[SUPPLIED ENTRIES]
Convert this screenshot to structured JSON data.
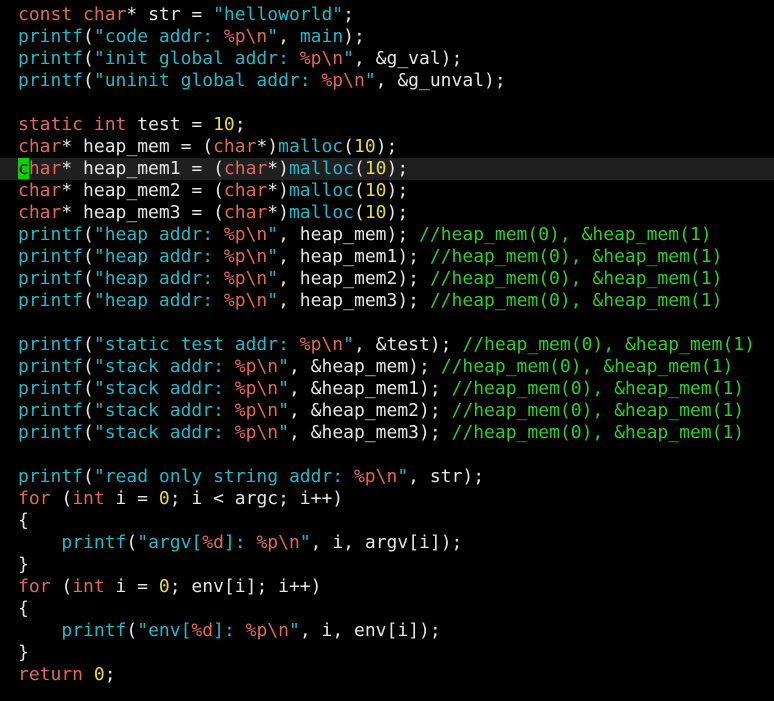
{
  "editor": {
    "cursor": {
      "line": 7,
      "col": 0
    },
    "colors": {
      "background": "#000000",
      "keyword": "#e2665f",
      "type": "#e2665f",
      "function": "#24b8c6",
      "string": "#24b8c6",
      "escape": "#e2665f",
      "number": "#e0d94d",
      "comment": "#2ecc2e",
      "text": "#e5e5e5",
      "cursor": "#00d400"
    },
    "lines": [
      [
        [
          "kw",
          "const"
        ],
        [
          "p",
          " "
        ],
        [
          "ty",
          "char"
        ],
        [
          "p",
          "* str = "
        ],
        [
          "str",
          "\"helloworld\""
        ],
        [
          "p",
          ";"
        ]
      ],
      [
        [
          "fn",
          "printf"
        ],
        [
          "p",
          "("
        ],
        [
          "str",
          "\"code addr: "
        ],
        [
          "esc",
          "%p\\n"
        ],
        [
          "str",
          "\""
        ],
        [
          "p",
          ", "
        ],
        [
          "fn",
          "main"
        ],
        [
          "p",
          ");"
        ]
      ],
      [
        [
          "fn",
          "printf"
        ],
        [
          "p",
          "("
        ],
        [
          "str",
          "\"init global addr: "
        ],
        [
          "esc",
          "%p\\n"
        ],
        [
          "str",
          "\""
        ],
        [
          "p",
          ", &g_val);"
        ]
      ],
      [
        [
          "fn",
          "printf"
        ],
        [
          "p",
          "("
        ],
        [
          "str",
          "\"uninit global addr: "
        ],
        [
          "esc",
          "%p\\n"
        ],
        [
          "str",
          "\""
        ],
        [
          "p",
          ", &g_unval);"
        ]
      ],
      [],
      [
        [
          "kw",
          "static"
        ],
        [
          "p",
          " "
        ],
        [
          "ty",
          "int"
        ],
        [
          "p",
          " test = "
        ],
        [
          "num",
          "10"
        ],
        [
          "p",
          ";"
        ]
      ],
      [
        [
          "ty",
          "char"
        ],
        [
          "p",
          "* heap_mem = ("
        ],
        [
          "ty",
          "char"
        ],
        [
          "p",
          "*)"
        ],
        [
          "fn",
          "malloc"
        ],
        [
          "p",
          "("
        ],
        [
          "num",
          "10"
        ],
        [
          "p",
          ");"
        ]
      ],
      [
        [
          "ty",
          "char"
        ],
        [
          "p",
          "* heap_mem1 = ("
        ],
        [
          "ty",
          "char"
        ],
        [
          "p",
          "*)"
        ],
        [
          "fn",
          "malloc"
        ],
        [
          "p",
          "("
        ],
        [
          "num",
          "10"
        ],
        [
          "p",
          ");"
        ]
      ],
      [
        [
          "ty",
          "char"
        ],
        [
          "p",
          "* heap_mem2 = ("
        ],
        [
          "ty",
          "char"
        ],
        [
          "p",
          "*)"
        ],
        [
          "fn",
          "malloc"
        ],
        [
          "p",
          "("
        ],
        [
          "num",
          "10"
        ],
        [
          "p",
          ");"
        ]
      ],
      [
        [
          "ty",
          "char"
        ],
        [
          "p",
          "* heap_mem3 = ("
        ],
        [
          "ty",
          "char"
        ],
        [
          "p",
          "*)"
        ],
        [
          "fn",
          "malloc"
        ],
        [
          "p",
          "("
        ],
        [
          "num",
          "10"
        ],
        [
          "p",
          ");"
        ]
      ],
      [
        [
          "fn",
          "printf"
        ],
        [
          "p",
          "("
        ],
        [
          "str",
          "\"heap addr: "
        ],
        [
          "esc",
          "%p\\n"
        ],
        [
          "str",
          "\""
        ],
        [
          "p",
          ", heap_mem); "
        ],
        [
          "cm",
          "//heap_mem(0), &heap_mem(1)"
        ]
      ],
      [
        [
          "fn",
          "printf"
        ],
        [
          "p",
          "("
        ],
        [
          "str",
          "\"heap addr: "
        ],
        [
          "esc",
          "%p\\n"
        ],
        [
          "str",
          "\""
        ],
        [
          "p",
          ", heap_mem1); "
        ],
        [
          "cm",
          "//heap_mem(0), &heap_mem(1)"
        ]
      ],
      [
        [
          "fn",
          "printf"
        ],
        [
          "p",
          "("
        ],
        [
          "str",
          "\"heap addr: "
        ],
        [
          "esc",
          "%p\\n"
        ],
        [
          "str",
          "\""
        ],
        [
          "p",
          ", heap_mem2); "
        ],
        [
          "cm",
          "//heap_mem(0), &heap_mem(1)"
        ]
      ],
      [
        [
          "fn",
          "printf"
        ],
        [
          "p",
          "("
        ],
        [
          "str",
          "\"heap addr: "
        ],
        [
          "esc",
          "%p\\n"
        ],
        [
          "str",
          "\""
        ],
        [
          "p",
          ", heap_mem3); "
        ],
        [
          "cm",
          "//heap_mem(0), &heap_mem(1)"
        ]
      ],
      [],
      [
        [
          "fn",
          "printf"
        ],
        [
          "p",
          "("
        ],
        [
          "str",
          "\"static test addr: "
        ],
        [
          "esc",
          "%p\\n"
        ],
        [
          "str",
          "\""
        ],
        [
          "p",
          ", &test); "
        ],
        [
          "cm",
          "//heap_mem(0), &heap_mem(1)"
        ]
      ],
      [
        [
          "fn",
          "printf"
        ],
        [
          "p",
          "("
        ],
        [
          "str",
          "\"stack addr: "
        ],
        [
          "esc",
          "%p\\n"
        ],
        [
          "str",
          "\""
        ],
        [
          "p",
          ", &heap_mem); "
        ],
        [
          "cm",
          "//heap_mem(0), &heap_mem(1)"
        ]
      ],
      [
        [
          "fn",
          "printf"
        ],
        [
          "p",
          "("
        ],
        [
          "str",
          "\"stack addr: "
        ],
        [
          "esc",
          "%p\\n"
        ],
        [
          "str",
          "\""
        ],
        [
          "p",
          ", &heap_mem1); "
        ],
        [
          "cm",
          "//heap_mem(0), &heap_mem(1)"
        ]
      ],
      [
        [
          "fn",
          "printf"
        ],
        [
          "p",
          "("
        ],
        [
          "str",
          "\"stack addr: "
        ],
        [
          "esc",
          "%p\\n"
        ],
        [
          "str",
          "\""
        ],
        [
          "p",
          ", &heap_mem2); "
        ],
        [
          "cm",
          "//heap_mem(0), &heap_mem(1)"
        ]
      ],
      [
        [
          "fn",
          "printf"
        ],
        [
          "p",
          "("
        ],
        [
          "str",
          "\"stack addr: "
        ],
        [
          "esc",
          "%p\\n"
        ],
        [
          "str",
          "\""
        ],
        [
          "p",
          ", &heap_mem3); "
        ],
        [
          "cm",
          "//heap_mem(0), &heap_mem(1)"
        ]
      ],
      [],
      [
        [
          "fn",
          "printf"
        ],
        [
          "p",
          "("
        ],
        [
          "str",
          "\"read only string addr: "
        ],
        [
          "esc",
          "%p\\n"
        ],
        [
          "str",
          "\""
        ],
        [
          "p",
          ", str);"
        ]
      ],
      [
        [
          "kw",
          "for"
        ],
        [
          "p",
          " ("
        ],
        [
          "ty",
          "int"
        ],
        [
          "p",
          " i = "
        ],
        [
          "num",
          "0"
        ],
        [
          "p",
          "; i < argc; i++)"
        ]
      ],
      [
        [
          "p",
          "{"
        ]
      ],
      [
        [
          "p",
          "    "
        ],
        [
          "fn",
          "printf"
        ],
        [
          "p",
          "("
        ],
        [
          "str",
          "\"argv["
        ],
        [
          "esc",
          "%d"
        ],
        [
          "str",
          "]: "
        ],
        [
          "esc",
          "%p\\n"
        ],
        [
          "str",
          "\""
        ],
        [
          "p",
          ", i, argv[i]);"
        ]
      ],
      [
        [
          "p",
          "}"
        ]
      ],
      [
        [
          "kw",
          "for"
        ],
        [
          "p",
          " ("
        ],
        [
          "ty",
          "int"
        ],
        [
          "p",
          " i = "
        ],
        [
          "num",
          "0"
        ],
        [
          "p",
          "; env[i]; i++)"
        ]
      ],
      [
        [
          "p",
          "{"
        ]
      ],
      [
        [
          "p",
          "    "
        ],
        [
          "fn",
          "printf"
        ],
        [
          "p",
          "("
        ],
        [
          "str",
          "\"env["
        ],
        [
          "esc",
          "%d"
        ],
        [
          "str",
          "]: "
        ],
        [
          "esc",
          "%p\\n"
        ],
        [
          "str",
          "\""
        ],
        [
          "p",
          ", i, env[i]);"
        ]
      ],
      [
        [
          "p",
          "}"
        ]
      ],
      [
        [
          "kw",
          "return"
        ],
        [
          "p",
          " "
        ],
        [
          "num",
          "0"
        ],
        [
          "p",
          ";"
        ]
      ]
    ]
  }
}
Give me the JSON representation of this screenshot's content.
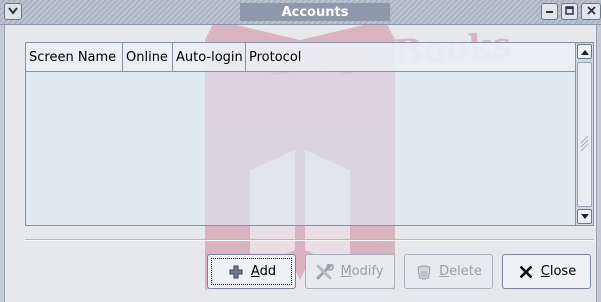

[AIM] Display every line of the listing that contains the string "global".

[FINISHED TASK]
          "\"init global addr: "
          "\"uninit global addr: "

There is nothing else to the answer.